(Records from a collection of figures)
=-=-=-=-=

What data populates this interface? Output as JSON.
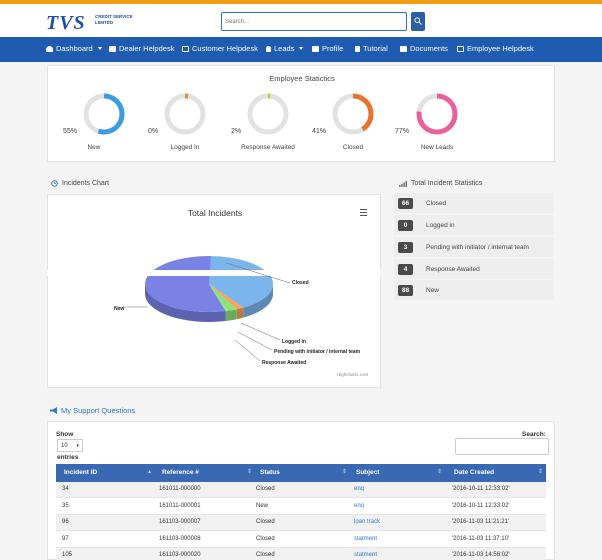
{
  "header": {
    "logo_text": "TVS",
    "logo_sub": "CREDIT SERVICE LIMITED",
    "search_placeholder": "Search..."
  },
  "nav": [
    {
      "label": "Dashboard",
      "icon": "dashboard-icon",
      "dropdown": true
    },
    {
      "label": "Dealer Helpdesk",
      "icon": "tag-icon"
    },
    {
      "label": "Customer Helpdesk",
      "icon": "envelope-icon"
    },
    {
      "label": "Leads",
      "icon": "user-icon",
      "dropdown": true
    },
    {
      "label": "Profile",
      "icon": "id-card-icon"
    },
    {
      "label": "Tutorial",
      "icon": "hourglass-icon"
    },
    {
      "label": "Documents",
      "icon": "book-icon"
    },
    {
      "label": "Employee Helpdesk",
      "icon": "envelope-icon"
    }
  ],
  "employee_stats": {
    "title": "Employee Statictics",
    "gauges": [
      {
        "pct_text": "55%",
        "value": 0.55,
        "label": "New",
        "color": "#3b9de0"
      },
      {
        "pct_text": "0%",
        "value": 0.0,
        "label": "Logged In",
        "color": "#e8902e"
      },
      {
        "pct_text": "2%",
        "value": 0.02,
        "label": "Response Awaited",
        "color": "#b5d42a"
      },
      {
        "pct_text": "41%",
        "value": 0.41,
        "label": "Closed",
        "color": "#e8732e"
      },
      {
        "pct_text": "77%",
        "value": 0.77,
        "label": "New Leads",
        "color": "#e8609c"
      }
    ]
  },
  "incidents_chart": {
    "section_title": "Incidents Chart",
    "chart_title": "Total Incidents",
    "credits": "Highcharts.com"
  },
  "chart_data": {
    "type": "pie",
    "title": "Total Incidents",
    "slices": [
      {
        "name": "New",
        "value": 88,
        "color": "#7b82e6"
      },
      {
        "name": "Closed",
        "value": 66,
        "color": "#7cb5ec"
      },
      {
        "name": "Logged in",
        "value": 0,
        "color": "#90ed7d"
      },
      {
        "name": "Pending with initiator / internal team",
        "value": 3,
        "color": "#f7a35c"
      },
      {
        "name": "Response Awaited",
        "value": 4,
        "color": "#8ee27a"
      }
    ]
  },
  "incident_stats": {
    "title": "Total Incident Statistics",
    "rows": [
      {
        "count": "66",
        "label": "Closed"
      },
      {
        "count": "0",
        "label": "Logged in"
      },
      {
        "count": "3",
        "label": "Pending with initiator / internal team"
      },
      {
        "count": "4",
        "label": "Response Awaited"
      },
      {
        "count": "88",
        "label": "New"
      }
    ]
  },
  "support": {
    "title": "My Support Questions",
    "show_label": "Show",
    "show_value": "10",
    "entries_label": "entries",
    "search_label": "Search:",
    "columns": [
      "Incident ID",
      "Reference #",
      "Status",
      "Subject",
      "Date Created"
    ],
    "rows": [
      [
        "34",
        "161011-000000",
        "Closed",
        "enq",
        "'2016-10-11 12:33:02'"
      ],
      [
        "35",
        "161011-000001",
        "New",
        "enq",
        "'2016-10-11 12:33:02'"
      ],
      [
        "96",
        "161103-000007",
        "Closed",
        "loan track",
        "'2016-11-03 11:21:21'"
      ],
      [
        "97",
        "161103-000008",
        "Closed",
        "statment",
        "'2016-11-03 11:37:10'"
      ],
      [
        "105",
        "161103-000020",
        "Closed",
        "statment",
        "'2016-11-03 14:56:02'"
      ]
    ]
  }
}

=-=-=-=-=

Stated exercise - Pull out all lines containing the word "Logged" from the entries above.

Task output -
        "label": "Logged In",
        "name": "Logged in",
        "label": "Logged in"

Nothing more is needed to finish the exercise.